What you need to do. Collect every line in the records below that contains the word "Average".

====== Material provided

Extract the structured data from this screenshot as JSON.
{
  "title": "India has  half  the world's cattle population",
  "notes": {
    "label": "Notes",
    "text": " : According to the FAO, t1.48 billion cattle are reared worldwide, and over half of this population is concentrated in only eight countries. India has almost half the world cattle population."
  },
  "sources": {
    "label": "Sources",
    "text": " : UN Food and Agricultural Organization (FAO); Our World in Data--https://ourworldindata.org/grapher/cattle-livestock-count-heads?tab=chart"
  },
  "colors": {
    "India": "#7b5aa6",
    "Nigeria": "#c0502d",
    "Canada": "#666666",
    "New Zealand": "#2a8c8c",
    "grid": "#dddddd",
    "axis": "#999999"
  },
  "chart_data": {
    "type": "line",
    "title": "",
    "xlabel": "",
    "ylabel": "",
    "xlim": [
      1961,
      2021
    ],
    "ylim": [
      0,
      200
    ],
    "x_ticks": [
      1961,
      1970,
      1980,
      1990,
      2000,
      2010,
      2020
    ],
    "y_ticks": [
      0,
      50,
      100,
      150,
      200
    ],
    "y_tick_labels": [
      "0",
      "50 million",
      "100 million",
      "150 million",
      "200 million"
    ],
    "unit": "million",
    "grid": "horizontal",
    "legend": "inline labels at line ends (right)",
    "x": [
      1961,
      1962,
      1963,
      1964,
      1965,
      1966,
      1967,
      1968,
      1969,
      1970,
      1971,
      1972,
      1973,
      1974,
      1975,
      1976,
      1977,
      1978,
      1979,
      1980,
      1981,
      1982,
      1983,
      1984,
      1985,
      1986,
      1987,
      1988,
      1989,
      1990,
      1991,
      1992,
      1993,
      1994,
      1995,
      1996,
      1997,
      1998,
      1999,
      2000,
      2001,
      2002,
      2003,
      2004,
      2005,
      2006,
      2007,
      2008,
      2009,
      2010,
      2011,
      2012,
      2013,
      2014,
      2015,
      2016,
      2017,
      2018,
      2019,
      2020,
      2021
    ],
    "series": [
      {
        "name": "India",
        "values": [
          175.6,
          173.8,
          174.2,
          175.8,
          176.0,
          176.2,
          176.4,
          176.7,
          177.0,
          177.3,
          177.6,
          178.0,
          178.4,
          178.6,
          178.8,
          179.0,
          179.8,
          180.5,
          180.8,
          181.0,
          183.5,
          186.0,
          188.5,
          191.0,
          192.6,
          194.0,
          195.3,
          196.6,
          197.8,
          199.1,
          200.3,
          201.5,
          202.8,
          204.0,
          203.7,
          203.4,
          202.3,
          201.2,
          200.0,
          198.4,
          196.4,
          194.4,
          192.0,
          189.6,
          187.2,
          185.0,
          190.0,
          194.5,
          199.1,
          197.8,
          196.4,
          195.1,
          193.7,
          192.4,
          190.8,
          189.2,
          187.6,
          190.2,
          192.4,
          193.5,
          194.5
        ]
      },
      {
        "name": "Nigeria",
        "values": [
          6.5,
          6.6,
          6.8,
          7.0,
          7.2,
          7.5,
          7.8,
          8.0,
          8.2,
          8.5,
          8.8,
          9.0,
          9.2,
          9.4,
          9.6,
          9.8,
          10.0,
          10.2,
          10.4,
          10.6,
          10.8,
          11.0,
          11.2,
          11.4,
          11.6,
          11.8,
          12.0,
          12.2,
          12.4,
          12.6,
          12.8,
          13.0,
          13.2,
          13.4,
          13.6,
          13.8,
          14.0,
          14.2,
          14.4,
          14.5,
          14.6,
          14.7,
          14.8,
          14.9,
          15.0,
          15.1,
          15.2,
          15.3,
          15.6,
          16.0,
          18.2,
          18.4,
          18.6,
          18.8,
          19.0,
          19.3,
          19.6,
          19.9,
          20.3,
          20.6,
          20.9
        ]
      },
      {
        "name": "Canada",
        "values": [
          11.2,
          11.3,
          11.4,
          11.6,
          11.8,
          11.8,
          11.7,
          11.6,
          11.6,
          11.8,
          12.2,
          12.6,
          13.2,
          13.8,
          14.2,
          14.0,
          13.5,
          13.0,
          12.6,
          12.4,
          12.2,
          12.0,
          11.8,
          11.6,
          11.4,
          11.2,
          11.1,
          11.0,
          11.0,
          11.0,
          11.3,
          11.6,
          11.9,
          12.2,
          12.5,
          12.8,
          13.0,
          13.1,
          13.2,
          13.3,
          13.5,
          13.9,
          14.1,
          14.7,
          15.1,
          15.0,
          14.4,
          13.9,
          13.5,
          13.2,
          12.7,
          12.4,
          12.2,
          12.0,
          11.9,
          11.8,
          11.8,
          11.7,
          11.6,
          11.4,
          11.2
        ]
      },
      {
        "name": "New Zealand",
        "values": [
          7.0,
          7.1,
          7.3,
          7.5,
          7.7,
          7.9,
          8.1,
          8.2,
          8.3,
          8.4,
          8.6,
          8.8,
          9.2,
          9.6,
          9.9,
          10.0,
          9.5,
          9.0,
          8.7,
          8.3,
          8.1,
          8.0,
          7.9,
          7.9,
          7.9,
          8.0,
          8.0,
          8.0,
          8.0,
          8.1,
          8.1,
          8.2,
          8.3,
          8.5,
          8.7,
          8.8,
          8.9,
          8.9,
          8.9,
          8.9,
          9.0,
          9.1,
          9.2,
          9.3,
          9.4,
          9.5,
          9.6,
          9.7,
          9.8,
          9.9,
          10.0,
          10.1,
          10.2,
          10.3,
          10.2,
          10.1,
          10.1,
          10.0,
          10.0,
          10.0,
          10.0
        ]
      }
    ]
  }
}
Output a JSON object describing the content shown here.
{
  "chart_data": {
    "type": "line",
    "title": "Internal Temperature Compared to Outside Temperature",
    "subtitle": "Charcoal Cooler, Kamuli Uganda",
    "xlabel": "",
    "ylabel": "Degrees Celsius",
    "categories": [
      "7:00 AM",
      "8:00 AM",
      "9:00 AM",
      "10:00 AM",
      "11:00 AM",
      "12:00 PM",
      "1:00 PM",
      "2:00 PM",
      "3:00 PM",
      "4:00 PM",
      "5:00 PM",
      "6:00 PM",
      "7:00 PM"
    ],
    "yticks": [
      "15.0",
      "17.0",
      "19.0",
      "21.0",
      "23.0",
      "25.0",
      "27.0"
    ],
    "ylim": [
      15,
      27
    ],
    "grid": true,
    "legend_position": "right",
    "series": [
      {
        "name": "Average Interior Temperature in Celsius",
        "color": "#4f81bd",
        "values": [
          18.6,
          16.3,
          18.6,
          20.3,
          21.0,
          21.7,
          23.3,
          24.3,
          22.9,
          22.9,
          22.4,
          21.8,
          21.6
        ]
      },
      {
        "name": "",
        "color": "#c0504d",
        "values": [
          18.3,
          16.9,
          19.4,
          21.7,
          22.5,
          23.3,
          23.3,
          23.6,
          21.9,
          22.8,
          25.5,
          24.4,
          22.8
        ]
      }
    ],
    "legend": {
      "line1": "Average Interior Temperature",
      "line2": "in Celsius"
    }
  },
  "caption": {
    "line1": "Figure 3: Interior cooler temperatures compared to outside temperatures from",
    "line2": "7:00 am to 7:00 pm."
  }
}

============

The reply.
        "name": "Average Interior Temperature in Celsius",
      "line1": "Average Interior Temperature",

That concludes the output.